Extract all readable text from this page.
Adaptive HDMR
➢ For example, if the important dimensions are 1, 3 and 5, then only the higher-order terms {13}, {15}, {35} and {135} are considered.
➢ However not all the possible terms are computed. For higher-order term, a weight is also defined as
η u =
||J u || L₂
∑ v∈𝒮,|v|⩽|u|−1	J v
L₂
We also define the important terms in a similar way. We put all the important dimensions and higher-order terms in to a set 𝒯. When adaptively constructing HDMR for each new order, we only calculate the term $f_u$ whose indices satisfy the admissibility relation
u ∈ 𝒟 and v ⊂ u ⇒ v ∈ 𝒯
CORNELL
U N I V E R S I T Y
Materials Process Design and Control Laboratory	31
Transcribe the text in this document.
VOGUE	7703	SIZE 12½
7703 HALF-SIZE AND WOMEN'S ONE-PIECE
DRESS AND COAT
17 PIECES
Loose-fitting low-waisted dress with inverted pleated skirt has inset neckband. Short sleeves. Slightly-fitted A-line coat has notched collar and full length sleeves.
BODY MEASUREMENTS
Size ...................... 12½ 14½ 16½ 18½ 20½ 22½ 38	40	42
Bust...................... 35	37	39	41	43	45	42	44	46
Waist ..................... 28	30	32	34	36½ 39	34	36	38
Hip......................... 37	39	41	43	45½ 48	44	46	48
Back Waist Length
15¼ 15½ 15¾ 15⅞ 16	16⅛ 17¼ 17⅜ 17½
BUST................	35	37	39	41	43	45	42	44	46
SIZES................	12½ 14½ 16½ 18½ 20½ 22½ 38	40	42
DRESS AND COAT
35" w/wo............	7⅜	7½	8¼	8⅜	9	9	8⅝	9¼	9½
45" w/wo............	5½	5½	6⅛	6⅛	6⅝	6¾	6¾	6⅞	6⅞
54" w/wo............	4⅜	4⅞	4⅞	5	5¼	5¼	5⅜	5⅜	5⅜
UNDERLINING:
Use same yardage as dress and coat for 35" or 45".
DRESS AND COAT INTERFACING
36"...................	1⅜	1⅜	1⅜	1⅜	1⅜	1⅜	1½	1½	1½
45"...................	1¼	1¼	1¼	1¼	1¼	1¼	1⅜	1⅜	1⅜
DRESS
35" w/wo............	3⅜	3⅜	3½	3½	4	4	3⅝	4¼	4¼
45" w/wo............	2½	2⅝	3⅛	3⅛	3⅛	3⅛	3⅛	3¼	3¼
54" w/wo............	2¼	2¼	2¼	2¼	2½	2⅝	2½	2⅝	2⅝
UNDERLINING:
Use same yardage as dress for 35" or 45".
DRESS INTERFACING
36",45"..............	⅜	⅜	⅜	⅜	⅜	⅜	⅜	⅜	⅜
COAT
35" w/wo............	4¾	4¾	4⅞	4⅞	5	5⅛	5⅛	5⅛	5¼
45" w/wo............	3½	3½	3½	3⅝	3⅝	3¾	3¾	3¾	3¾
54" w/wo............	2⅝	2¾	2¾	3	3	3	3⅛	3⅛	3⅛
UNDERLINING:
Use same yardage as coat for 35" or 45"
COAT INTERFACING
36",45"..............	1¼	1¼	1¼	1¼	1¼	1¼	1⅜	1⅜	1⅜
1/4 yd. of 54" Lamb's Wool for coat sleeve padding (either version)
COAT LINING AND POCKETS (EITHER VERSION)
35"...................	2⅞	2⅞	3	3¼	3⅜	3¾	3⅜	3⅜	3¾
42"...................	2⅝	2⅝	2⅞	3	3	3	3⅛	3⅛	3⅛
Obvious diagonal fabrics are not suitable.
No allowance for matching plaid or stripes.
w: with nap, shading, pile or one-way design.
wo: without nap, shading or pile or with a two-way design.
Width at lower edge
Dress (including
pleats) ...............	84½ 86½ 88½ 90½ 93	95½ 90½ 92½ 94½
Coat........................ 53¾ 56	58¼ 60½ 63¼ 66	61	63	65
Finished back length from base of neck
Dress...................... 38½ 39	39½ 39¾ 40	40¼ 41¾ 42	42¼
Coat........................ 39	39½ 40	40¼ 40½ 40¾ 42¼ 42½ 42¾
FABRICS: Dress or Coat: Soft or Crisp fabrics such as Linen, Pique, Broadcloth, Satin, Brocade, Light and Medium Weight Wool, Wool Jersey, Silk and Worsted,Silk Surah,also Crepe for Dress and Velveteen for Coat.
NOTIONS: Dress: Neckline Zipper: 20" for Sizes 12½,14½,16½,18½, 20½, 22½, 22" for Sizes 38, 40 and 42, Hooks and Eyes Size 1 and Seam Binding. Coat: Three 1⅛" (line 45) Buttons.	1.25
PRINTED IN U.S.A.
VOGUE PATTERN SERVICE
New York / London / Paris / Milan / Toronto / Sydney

Problem to solve:
Track down all lines above with the string "dimensions" and copy them.

Complete response:
➢ For example, if the important dimensions are 1, 3 and 5, then only the higher-order terms {13}, {15}, {35} and {135} are considered.
We also define the important terms in a similar way. We put all the important dimensions and higher-order terms in to a set 𝒯. When adaptively constructing HDMR for each new order, we only calculate the term $f_u$ whose indices satisfy the admissibility relation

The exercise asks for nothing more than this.